## Task requirements
The records below are to be quoted in full; please keep every word exact.

## Task input
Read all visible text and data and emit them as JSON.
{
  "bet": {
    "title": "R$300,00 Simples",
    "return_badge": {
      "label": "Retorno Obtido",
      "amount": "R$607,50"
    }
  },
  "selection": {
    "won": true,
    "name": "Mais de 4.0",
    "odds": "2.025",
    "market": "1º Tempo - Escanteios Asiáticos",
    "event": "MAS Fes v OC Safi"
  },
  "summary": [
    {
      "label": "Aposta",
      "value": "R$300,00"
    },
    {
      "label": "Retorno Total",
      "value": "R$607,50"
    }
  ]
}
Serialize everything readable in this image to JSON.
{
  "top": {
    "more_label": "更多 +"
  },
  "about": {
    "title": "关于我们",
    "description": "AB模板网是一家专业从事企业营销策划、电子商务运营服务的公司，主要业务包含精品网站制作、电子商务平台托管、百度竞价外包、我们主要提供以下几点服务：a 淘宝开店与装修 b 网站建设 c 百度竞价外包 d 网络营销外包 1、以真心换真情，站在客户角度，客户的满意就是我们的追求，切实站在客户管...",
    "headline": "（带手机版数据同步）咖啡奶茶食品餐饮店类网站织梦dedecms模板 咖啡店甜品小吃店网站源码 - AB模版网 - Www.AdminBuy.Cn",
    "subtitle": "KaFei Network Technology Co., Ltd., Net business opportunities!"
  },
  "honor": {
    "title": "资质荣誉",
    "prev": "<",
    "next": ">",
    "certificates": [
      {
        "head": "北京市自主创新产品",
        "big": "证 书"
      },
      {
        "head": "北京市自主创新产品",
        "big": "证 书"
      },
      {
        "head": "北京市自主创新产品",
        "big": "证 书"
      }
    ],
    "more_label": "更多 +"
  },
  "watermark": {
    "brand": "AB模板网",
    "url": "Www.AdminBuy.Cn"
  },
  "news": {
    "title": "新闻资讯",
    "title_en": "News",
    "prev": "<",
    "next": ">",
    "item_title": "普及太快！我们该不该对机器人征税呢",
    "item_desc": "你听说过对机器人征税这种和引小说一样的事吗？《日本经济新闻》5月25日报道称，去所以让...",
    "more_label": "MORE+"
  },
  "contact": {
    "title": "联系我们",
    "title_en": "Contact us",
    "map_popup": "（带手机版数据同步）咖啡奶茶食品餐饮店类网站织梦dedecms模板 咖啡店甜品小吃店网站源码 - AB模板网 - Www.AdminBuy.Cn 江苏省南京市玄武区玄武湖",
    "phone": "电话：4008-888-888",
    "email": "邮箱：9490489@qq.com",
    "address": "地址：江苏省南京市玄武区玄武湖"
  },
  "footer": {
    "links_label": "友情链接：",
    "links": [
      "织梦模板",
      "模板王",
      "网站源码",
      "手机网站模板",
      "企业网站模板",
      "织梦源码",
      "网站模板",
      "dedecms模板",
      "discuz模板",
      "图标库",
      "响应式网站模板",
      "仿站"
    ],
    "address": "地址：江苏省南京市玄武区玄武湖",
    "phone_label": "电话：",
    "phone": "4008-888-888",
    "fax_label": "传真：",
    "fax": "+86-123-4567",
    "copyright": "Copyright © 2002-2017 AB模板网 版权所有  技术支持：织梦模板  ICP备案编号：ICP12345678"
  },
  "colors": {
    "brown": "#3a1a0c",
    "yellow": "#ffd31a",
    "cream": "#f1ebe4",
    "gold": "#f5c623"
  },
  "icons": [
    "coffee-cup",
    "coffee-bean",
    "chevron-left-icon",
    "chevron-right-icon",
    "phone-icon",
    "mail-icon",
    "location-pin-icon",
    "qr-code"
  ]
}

## Reply to the task
Read all visible text and data and emit them as JSON.
{
  "bet": {
    "title": "R$300,00 Simples",
    "return_badge": {
      "label": "Retorno Obtido",
      "amount": "R$607,50"
    }
  },
  "selection": {
    "won": true,
    "name": "Mais de 4.0",
    "odds": "2.025",
    "market": "1º Tempo - Escanteios Asiáticos",
    "event": "MAS Fes v OC Safi"
  },
  "summary": [
    {
      "label": "Aposta",
      "value": "R$300,00"
    },
    {
      "label": "Retorno Total",
      "value": "R$607,50"
    }
  ]
}
Serialize everything readable in this image to JSON.
{
  "top": {
    "more_label": "更多 +"
  },
  "about": {
    "title": "关于我们",
    "description": "AB模板网是一家专业从事企业营销策划、电子商务运营服务的公司，主要业务包含精品网站制作、电子商务平台托管、百度竞价外包、我们主要提供以下几点服务：a 淘宝开店与装修 b 网站建设 c 百度竞价外包 d 网络营销外包 1、以真心换真情，站在客户角度，客户的满意就是我们的追求，切实站在客户管...",
    "headline": "（带手机版数据同步）咖啡奶茶食品餐饮店类网站织梦dedecms模板 咖啡店甜品小吃店网站源码 - AB模版网 - Www.AdminBuy.Cn",
    "subtitle": "KaFei Network Technology Co., Ltd., Net business opportunities!"
  },
  "honor": {
    "title": "资质荣誉",
    "prev": "<",
    "next": ">",
    "certificates": [
      {
        "head": "北京市自主创新产品",
        "big": "证 书"
      },
      {
        "head": "北京市自主创新产品",
        "big": "证 书"
      },
      {
        "head": "北京市自主创新产品",
        "big": "证 书"
      }
    ],
    "more_label": "更多 +"
  },
  "watermark": {
    "brand": "AB模板网",
    "url": "Www.AdminBuy.Cn"
  },
  "news": {
    "title": "新闻资讯",
    "title_en": "News",
    "prev": "<",
    "next": ">",
    "item_title": "普及太快！我们该不该对机器人征税呢",
    "item_desc": "你听说过对机器人征税这种和引小说一样的事吗？《日本经济新闻》5月25日报道称，去所以让...",
    "more_label": "MORE+"
  },
  "contact": {
    "title": "联系我们",
    "title_en": "Contact us",
    "map_popup": "（带手机版数据同步）咖啡奶茶食品餐饮店类网站织梦dedecms模板 咖啡店甜品小吃店网站源码 - AB模板网 - Www.AdminBuy.Cn 江苏省南京市玄武区玄武湖",
    "phone": "电话：4008-888-888",
    "email": "邮箱：9490489@qq.com",
    "address": "地址：江苏省南京市玄武区玄武湖"
  },
  "footer": {
    "links_label": "友情链接：",
    "links": [
      "织梦模板",
      "模板王",
      "网站源码",
      "手机网站模板",
      "企业网站模板",
      "织梦源码",
      "网站模板",
      "dedecms模板",
      "discuz模板",
      "图标库",
      "响应式网站模板",
      "仿站"
    ],
    "address": "地址：江苏省南京市玄武区玄武湖",
    "phone_label": "电话：",
    "phone": "4008-888-888",
    "fax_label": "传真：",
    "fax": "+86-123-4567",
    "copyright": "Copyright © 2002-2017 AB模板网 版权所有  技术支持：织梦模板  ICP备案编号：ICP12345678"
  },
  "colors": {
    "brown": "#3a1a0c",
    "yellow": "#ffd31a",
    "cream": "#f1ebe4",
    "gold": "#f5c623"
  },
  "icons": [
    "coffee-cup",
    "coffee-bean",
    "chevron-left-icon",
    "chevron-right-icon",
    "phone-icon",
    "mail-icon",
    "location-pin-icon",
    "qr-code"
  ]
}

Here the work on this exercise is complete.